> **Challenge**:
Beginning at the line containing "Read all visible content and emit it as JSON.", output every line to the end of the data below exactly as it appears.

> **Records provided**:
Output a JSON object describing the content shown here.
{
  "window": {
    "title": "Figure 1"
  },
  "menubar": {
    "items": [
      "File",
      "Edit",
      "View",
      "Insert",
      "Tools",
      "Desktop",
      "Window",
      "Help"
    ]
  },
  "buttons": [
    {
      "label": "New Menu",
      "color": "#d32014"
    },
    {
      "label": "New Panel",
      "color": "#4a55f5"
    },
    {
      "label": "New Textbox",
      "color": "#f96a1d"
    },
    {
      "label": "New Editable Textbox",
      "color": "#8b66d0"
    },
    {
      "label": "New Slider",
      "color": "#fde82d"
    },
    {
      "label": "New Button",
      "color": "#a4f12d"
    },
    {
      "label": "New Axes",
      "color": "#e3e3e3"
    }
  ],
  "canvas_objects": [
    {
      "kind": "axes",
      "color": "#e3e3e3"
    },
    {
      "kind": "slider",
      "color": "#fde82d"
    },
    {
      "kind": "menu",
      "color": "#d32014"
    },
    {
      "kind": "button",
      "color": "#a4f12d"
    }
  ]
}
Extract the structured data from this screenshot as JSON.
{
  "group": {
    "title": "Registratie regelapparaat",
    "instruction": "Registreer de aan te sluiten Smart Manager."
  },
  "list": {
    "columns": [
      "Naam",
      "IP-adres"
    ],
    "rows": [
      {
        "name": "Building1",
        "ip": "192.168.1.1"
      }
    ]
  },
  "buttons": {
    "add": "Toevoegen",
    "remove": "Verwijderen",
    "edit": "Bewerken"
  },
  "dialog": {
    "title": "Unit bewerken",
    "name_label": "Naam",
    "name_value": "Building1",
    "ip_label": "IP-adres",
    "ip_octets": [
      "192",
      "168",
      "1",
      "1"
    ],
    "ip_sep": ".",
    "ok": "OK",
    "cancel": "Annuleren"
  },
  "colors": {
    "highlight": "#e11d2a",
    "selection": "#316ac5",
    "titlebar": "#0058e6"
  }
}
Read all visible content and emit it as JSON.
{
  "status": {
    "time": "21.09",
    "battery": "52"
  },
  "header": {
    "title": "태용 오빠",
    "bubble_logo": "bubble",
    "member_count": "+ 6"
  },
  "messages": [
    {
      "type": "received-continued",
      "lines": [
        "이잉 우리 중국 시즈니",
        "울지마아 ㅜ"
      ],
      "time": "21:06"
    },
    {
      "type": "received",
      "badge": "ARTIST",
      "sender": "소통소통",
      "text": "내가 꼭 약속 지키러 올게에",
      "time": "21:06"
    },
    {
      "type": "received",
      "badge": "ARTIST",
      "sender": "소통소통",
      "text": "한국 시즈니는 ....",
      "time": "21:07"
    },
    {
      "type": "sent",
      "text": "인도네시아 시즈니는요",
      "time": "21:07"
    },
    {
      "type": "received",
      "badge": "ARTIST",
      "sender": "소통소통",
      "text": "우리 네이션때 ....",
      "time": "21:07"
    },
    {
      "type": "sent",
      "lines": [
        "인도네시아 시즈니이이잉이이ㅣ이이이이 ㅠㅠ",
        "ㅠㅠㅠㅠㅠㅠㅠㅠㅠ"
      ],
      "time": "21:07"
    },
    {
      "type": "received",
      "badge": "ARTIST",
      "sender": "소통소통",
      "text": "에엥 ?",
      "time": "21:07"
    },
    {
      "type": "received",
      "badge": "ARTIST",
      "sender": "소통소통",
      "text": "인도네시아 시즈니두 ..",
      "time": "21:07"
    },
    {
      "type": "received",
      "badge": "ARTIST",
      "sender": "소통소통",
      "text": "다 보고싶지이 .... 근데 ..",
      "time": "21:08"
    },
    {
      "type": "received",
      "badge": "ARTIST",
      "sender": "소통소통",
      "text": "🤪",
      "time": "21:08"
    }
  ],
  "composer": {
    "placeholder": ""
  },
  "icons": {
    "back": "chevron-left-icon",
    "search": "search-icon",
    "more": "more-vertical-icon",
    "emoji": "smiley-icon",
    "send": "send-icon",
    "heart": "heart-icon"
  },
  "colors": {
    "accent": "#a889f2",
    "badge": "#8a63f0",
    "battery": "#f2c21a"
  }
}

> **Response to this task**:
Read all visible content and emit it as JSON.
{
  "status": {
    "time": "21.09",
    "battery": "52"
  },
  "header": {
    "title": "태용 오빠",
    "bubble_logo": "bubble",
    "member_count": "+ 6"
  },
  "messages": [
    {
      "type": "received-continued",
      "lines": [
        "이잉 우리 중국 시즈니",
        "울지마아 ㅜ"
      ],
      "time": "21:06"
    },
    {
      "type": "received",
      "badge": "ARTIST",
      "sender": "소통소통",
      "text": "내가 꼭 약속 지키러 올게에",
      "time": "21:06"
    },
    {
      "type": "received",
      "badge": "ARTIST",
      "sender": "소통소통",
      "text": "한국 시즈니는 ....",
      "time": "21:07"
    },
    {
      "type": "sent",
      "text": "인도네시아 시즈니는요",
      "time": "21:07"
    },
    {
      "type": "received",
      "badge": "ARTIST",
      "sender": "소통소통",
      "text": "우리 네이션때 ....",
      "time": "21:07"
    },
    {
      "type": "sent",
      "lines": [
        "인도네시아 시즈니이이잉이이ㅣ이이이이 ㅠㅠ",
        "ㅠㅠㅠㅠㅠㅠㅠㅠㅠ"
      ],
      "time": "21:07"
    },
    {
      "type": "received",
      "badge": "ARTIST",
      "sender": "소통소통",
      "text": "에엥 ?",
      "time": "21:07"
    },
    {
      "type": "received",
      "badge": "ARTIST",
      "sender": "소통소통",
      "text": "인도네시아 시즈니두 ..",
      "time": "21:07"
    },
    {
      "type": "received",
      "badge": "ARTIST",
      "sender": "소통소통",
      "text": "다 보고싶지이 .... 근데 ..",
      "time": "21:08"
    },
    {
      "type": "received",
      "badge": "ARTIST",
      "sender": "소통소통",
      "text": "🤪",
      "time": "21:08"
    }
  ],
  "composer": {
    "placeholder": ""
  },
  "icons": {
    "back": "chevron-left-icon",
    "search": "search-icon",
    "more": "more-vertical-icon",
    "emoji": "smiley-icon",
    "send": "send-icon",
    "heart": "heart-icon"
  },
  "colors": {
    "accent": "#a889f2",
    "badge": "#8a63f0",
    "battery": "#f2c21a"
  }
}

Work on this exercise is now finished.